Start of Material provided

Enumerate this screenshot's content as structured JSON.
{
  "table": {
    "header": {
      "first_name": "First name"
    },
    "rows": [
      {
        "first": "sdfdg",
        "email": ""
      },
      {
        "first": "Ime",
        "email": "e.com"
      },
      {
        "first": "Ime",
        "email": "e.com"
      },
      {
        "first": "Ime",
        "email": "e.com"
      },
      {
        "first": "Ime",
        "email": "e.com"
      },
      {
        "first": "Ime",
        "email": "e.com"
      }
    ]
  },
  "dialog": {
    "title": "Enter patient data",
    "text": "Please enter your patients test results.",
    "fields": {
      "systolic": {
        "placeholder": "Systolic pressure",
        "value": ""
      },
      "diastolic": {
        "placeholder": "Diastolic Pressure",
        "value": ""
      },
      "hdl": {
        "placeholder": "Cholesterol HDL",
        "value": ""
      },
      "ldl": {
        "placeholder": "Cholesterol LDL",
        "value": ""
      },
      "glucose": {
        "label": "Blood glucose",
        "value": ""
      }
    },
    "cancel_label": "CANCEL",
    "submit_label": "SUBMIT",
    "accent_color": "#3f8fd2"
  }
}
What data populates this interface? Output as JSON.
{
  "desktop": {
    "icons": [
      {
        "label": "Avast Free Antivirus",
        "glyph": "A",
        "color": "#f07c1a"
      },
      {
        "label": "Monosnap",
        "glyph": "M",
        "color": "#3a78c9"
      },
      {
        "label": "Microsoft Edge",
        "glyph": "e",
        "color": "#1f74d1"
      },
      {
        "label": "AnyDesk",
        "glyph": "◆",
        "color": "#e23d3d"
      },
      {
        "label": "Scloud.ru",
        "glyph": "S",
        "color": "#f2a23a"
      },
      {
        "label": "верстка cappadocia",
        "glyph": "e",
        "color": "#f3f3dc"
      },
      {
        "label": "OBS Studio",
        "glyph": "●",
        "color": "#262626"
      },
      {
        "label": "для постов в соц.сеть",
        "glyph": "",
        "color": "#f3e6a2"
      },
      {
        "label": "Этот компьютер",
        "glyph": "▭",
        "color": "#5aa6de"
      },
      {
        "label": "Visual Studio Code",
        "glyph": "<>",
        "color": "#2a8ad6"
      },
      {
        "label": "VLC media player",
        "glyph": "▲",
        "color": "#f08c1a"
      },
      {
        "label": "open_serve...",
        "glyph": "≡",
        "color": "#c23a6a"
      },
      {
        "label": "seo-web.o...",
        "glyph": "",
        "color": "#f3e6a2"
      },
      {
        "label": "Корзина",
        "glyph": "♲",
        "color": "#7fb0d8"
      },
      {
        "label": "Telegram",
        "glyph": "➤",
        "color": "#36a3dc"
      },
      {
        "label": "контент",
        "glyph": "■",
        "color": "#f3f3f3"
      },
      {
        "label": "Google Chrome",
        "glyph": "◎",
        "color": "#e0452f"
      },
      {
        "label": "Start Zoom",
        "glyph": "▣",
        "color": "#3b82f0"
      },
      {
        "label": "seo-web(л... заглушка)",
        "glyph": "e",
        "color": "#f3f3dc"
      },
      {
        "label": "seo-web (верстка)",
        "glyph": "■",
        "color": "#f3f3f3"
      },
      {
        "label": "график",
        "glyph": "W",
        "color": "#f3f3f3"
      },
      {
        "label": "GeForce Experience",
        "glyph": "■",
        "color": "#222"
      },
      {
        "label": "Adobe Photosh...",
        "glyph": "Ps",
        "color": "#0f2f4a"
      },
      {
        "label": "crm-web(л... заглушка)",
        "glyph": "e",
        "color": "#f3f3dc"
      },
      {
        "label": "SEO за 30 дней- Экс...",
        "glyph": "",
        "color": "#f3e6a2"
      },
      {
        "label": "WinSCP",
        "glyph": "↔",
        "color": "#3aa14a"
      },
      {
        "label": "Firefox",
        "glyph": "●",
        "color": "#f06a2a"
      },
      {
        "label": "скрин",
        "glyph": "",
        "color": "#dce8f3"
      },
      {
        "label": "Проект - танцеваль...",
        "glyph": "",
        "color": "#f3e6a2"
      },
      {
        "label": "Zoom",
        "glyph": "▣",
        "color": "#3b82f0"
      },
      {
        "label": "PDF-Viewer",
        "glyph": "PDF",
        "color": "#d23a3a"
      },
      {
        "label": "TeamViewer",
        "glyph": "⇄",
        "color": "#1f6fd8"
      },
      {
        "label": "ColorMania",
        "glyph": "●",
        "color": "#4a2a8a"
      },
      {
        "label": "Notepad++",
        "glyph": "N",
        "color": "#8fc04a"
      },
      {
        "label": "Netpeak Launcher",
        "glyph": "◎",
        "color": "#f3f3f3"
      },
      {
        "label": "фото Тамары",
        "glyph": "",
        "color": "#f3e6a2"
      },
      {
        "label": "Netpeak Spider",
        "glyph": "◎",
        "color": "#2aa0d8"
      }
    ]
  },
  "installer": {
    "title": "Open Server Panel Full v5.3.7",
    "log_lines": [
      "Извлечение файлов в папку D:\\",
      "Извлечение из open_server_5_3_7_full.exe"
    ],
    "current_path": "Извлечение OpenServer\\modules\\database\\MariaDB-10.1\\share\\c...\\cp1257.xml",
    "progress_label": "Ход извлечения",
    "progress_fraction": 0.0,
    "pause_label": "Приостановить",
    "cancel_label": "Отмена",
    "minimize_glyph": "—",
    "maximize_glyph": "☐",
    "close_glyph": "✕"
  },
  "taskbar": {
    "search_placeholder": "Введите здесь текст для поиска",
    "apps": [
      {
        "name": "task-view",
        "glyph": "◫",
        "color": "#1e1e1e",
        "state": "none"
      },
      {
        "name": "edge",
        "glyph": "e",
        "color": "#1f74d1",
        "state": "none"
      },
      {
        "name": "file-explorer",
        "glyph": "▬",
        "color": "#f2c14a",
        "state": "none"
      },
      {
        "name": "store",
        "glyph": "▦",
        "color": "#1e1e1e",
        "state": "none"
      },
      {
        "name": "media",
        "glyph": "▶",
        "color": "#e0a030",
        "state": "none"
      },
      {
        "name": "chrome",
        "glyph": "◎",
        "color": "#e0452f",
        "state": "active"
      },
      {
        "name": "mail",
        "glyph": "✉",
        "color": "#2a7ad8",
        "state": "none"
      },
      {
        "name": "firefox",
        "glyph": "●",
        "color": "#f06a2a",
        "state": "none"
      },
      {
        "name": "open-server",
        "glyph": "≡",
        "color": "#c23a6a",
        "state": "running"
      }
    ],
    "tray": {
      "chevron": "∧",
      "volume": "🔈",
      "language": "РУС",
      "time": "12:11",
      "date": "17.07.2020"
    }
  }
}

End of Material provided

The entries above must be transcribed word for word.

Enumerate this screenshot's content as structured JSON.
{
  "table": {
    "header": {
      "first_name": "First name"
    },
    "rows": [
      {
        "first": "sdfdg",
        "email": ""
      },
      {
        "first": "Ime",
        "email": "e.com"
      },
      {
        "first": "Ime",
        "email": "e.com"
      },
      {
        "first": "Ime",
        "email": "e.com"
      },
      {
        "first": "Ime",
        "email": "e.com"
      },
      {
        "first": "Ime",
        "email": "e.com"
      }
    ]
  },
  "dialog": {
    "title": "Enter patient data",
    "text": "Please enter your patients test results.",
    "fields": {
      "systolic": {
        "placeholder": "Systolic pressure",
        "value": ""
      },
      "diastolic": {
        "placeholder": "Diastolic Pressure",
        "value": ""
      },
      "hdl": {
        "placeholder": "Cholesterol HDL",
        "value": ""
      },
      "ldl": {
        "placeholder": "Cholesterol LDL",
        "value": ""
      },
      "glucose": {
        "label": "Blood glucose",
        "value": ""
      }
    },
    "cancel_label": "CANCEL",
    "submit_label": "SUBMIT",
    "accent_color": "#3f8fd2"
  }
}
What data populates this interface? Output as JSON.
{
  "desktop": {
    "icons": [
      {
        "label": "Avast Free Antivirus",
        "glyph": "A",
        "color": "#f07c1a"
      },
      {
        "label": "Monosnap",
        "glyph": "M",
        "color": "#3a78c9"
      },
      {
        "label": "Microsoft Edge",
        "glyph": "e",
        "color": "#1f74d1"
      },
      {
        "label": "AnyDesk",
        "glyph": "◆",
        "color": "#e23d3d"
      },
      {
        "label": "Scloud.ru",
        "glyph": "S",
        "color": "#f2a23a"
      },
      {
        "label": "верстка cappadocia",
        "glyph": "e",
        "color": "#f3f3dc"
      },
      {
        "label": "OBS Studio",
        "glyph": "●",
        "color": "#262626"
      },
      {
        "label": "для постов в соц.сеть",
        "glyph": "",
        "color": "#f3e6a2"
      },
      {
        "label": "Этот компьютер",
        "glyph": "▭",
        "color": "#5aa6de"
      },
      {
        "label": "Visual Studio Code",
        "glyph": "<>",
        "color": "#2a8ad6"
      },
      {
        "label": "VLC media player",
        "glyph": "▲",
        "color": "#f08c1a"
      },
      {
        "label": "open_serve...",
        "glyph": "≡",
        "color": "#c23a6a"
      },
      {
        "label": "seo-web.o...",
        "glyph": "",
        "color": "#f3e6a2"
      },
      {
        "label": "Корзина",
        "glyph": "♲",
        "color": "#7fb0d8"
      },
      {
        "label": "Telegram",
        "glyph": "➤",
        "color": "#36a3dc"
      },
      {
        "label": "контент",
        "glyph": "■",
        "color": "#f3f3f3"
      },
      {
        "label": "Google Chrome",
        "glyph": "◎",
        "color": "#e0452f"
      },
      {
        "label": "Start Zoom",
        "glyph": "▣",
        "color": "#3b82f0"
      },
      {
        "label": "seo-web(л... заглушка)",
        "glyph": "e",
        "color": "#f3f3dc"
      },
      {
        "label": "seo-web (верстка)",
        "glyph": "■",
        "color": "#f3f3f3"
      },
      {
        "label": "график",
        "glyph": "W",
        "color": "#f3f3f3"
      },
      {
        "label": "GeForce Experience",
        "glyph": "■",
        "color": "#222"
      },
      {
        "label": "Adobe Photosh...",
        "glyph": "Ps",
        "color": "#0f2f4a"
      },
      {
        "label": "crm-web(л... заглушка)",
        "glyph": "e",
        "color": "#f3f3dc"
      },
      {
        "label": "SEO за 30 дней- Экс...",
        "glyph": "",
        "color": "#f3e6a2"
      },
      {
        "label": "WinSCP",
        "glyph": "↔",
        "color": "#3aa14a"
      },
      {
        "label": "Firefox",
        "glyph": "●",
        "color": "#f06a2a"
      },
      {
        "label": "скрин",
        "glyph": "",
        "color": "#dce8f3"
      },
      {
        "label": "Проект - танцеваль...",
        "glyph": "",
        "color": "#f3e6a2"
      },
      {
        "label": "Zoom",
        "glyph": "▣",
        "color": "#3b82f0"
      },
      {
        "label": "PDF-Viewer",
        "glyph": "PDF",
        "color": "#d23a3a"
      },
      {
        "label": "TeamViewer",
        "glyph": "⇄",
        "color": "#1f6fd8"
      },
      {
        "label": "ColorMania",
        "glyph": "●",
        "color": "#4a2a8a"
      },
      {
        "label": "Notepad++",
        "glyph": "N",
        "color": "#8fc04a"
      },
      {
        "label": "Netpeak Launcher",
        "glyph": "◎",
        "color": "#f3f3f3"
      },
      {
        "label": "фото Тамары",
        "glyph": "",
        "color": "#f3e6a2"
      },
      {
        "label": "Netpeak Spider",
        "glyph": "◎",
        "color": "#2aa0d8"
      }
    ]
  },
  "installer": {
    "title": "Open Server Panel Full v5.3.7",
    "log_lines": [
      "Извлечение файлов в папку D:\\",
      "Извлечение из open_server_5_3_7_full.exe"
    ],
    "current_path": "Извлечение OpenServer\\modules\\database\\MariaDB-10.1\\share\\c...\\cp1257.xml",
    "progress_label": "Ход извлечения",
    "progress_fraction": 0.0,
    "pause_label": "Приостановить",
    "cancel_label": "Отмена",
    "minimize_glyph": "—",
    "maximize_glyph": "☐",
    "close_glyph": "✕"
  },
  "taskbar": {
    "search_placeholder": "Введите здесь текст для поиска",
    "apps": [
      {
        "name": "task-view",
        "glyph": "◫",
        "color": "#1e1e1e",
        "state": "none"
      },
      {
        "name": "edge",
        "glyph": "e",
        "color": "#1f74d1",
        "state": "none"
      },
      {
        "name": "file-explorer",
        "glyph": "▬",
        "color": "#f2c14a",
        "state": "none"
      },
      {
        "name": "store",
        "glyph": "▦",
        "color": "#1e1e1e",
        "state": "none"
      },
      {
        "name": "media",
        "glyph": "▶",
        "color": "#e0a030",
        "state": "none"
      },
      {
        "name": "chrome",
        "glyph": "◎",
        "color": "#e0452f",
        "state": "active"
      },
      {
        "name": "mail",
        "glyph": "✉",
        "color": "#2a7ad8",
        "state": "none"
      },
      {
        "name": "firefox",
        "glyph": "●",
        "color": "#f06a2a",
        "state": "none"
      },
      {
        "name": "open-server",
        "glyph": "≡",
        "color": "#c23a6a",
        "state": "running"
      }
    ],
    "tray": {
      "chevron": "∧",
      "volume": "🔈",
      "language": "РУС",
      "time": "12:11",
      "date": "17.07.2020"
    }
  }
}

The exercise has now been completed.